__WRITTEN REQUEST__.
Read the lines below and count those that have the word "RIGHT". Respond with the number only.

__RECORDS SUPPLIED__.
** Begin **
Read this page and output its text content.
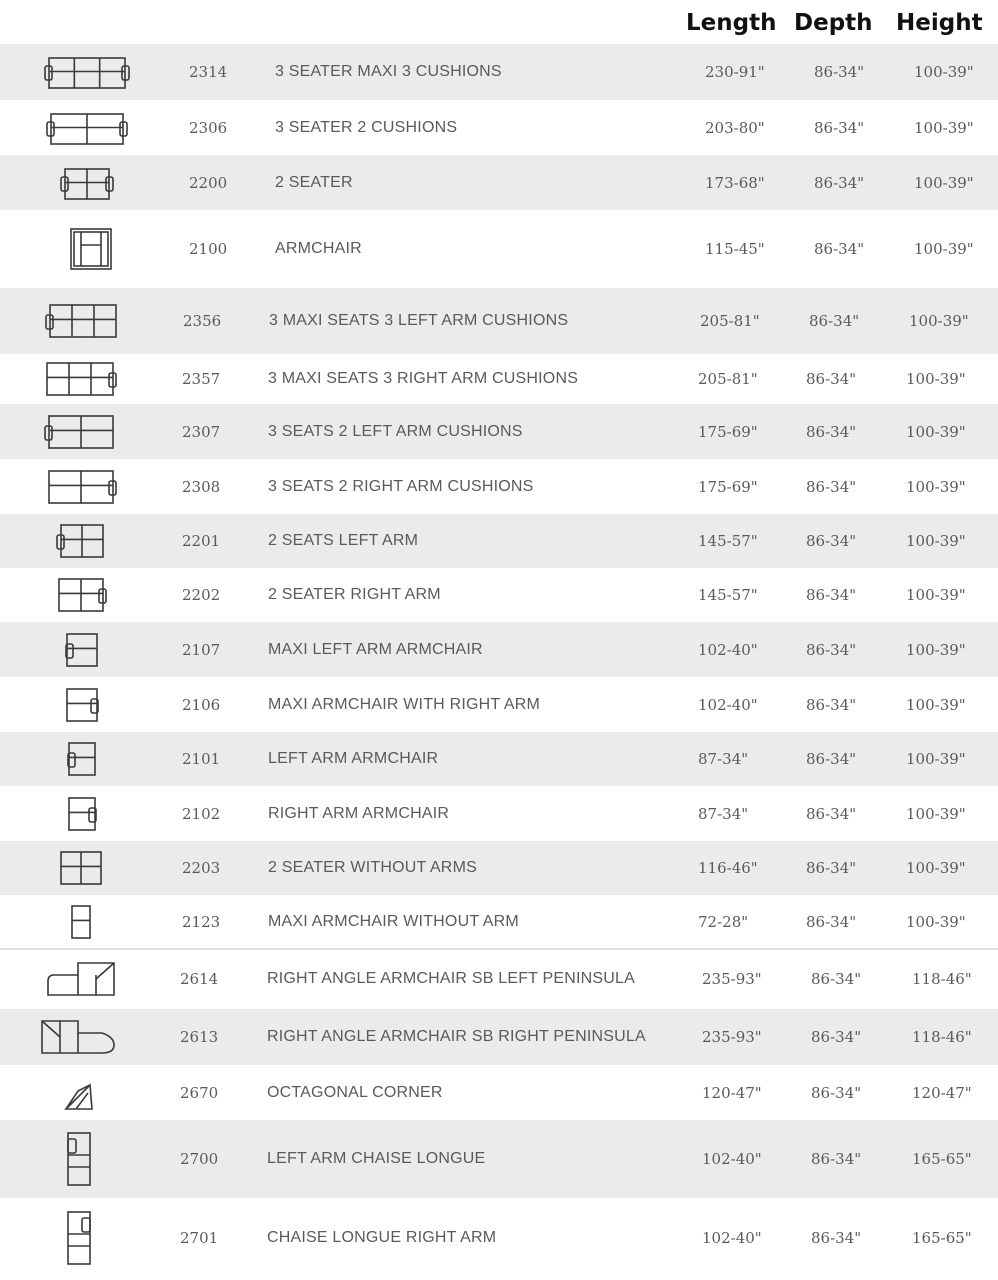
Length Depth Height
2314	3 SEATER MAXI 3 CUSHIONS	230-91"	86-34"	100-39"
2306	3 SEATER 2 CUSHIONS	203-80"	86-34"	100-39"
2200	2 SEATER	173-68"	86-34"	100-39"
2100	ARMCHAIR	115-45"	86-34"	100-39"
2356	3 MAXI SEATS 3 LEFT ARM CUSHIONS	205-81"	86-34"	100-39"
2357	3 MAXI SEATS 3 RIGHT ARM CUSHIONS	205-81"	86-34"	100-39"
2307	3 SEATS 2 LEFT ARM CUSHIONS	175-69"	86-34"	100-39"
2308	3 SEATS 2 RIGHT ARM CUSHIONS	175-69"	86-34"	100-39"
2201	2 SEATS LEFT ARM	145-57"	86-34"	100-39"
2202	2 SEATER RIGHT ARM	145-57"	86-34"	100-39"
2107	MAXI LEFT ARM ARMCHAIR	102-40"	86-34"	100-39"
2106	MAXI ARMCHAIR WITH RIGHT ARM	102-40"	86-34"	100-39"
2101	LEFT ARM ARMCHAIR	87-34"	86-34"	100-39"
2102	RIGHT ARM ARMCHAIR	87-34"	86-34"	100-39"
2203	2 SEATER WITHOUT ARMS	116-46"	86-34"	100-39"
2123	MAXI ARMCHAIR WITHOUT ARM	72-28"	86-34"	100-39"
2614	RIGHT ANGLE ARMCHAIR SB LEFT PENINSULA	235-93"	86-34"	118-46"
2613	RIGHT ANGLE ARMCHAIR SB RIGHT PENINSULA	235-93"	86-34"	118-46"
2670	OCTAGONAL CORNER	120-47"	86-34"	120-47"
2700	LEFT ARM CHAISE LONGUE	102-40"	86-34"	165-65"
2701	CHAISE LONGUE RIGHT ARM	102-40"	86-34"	165-65"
** End **
__TASK SOLUTION__.
8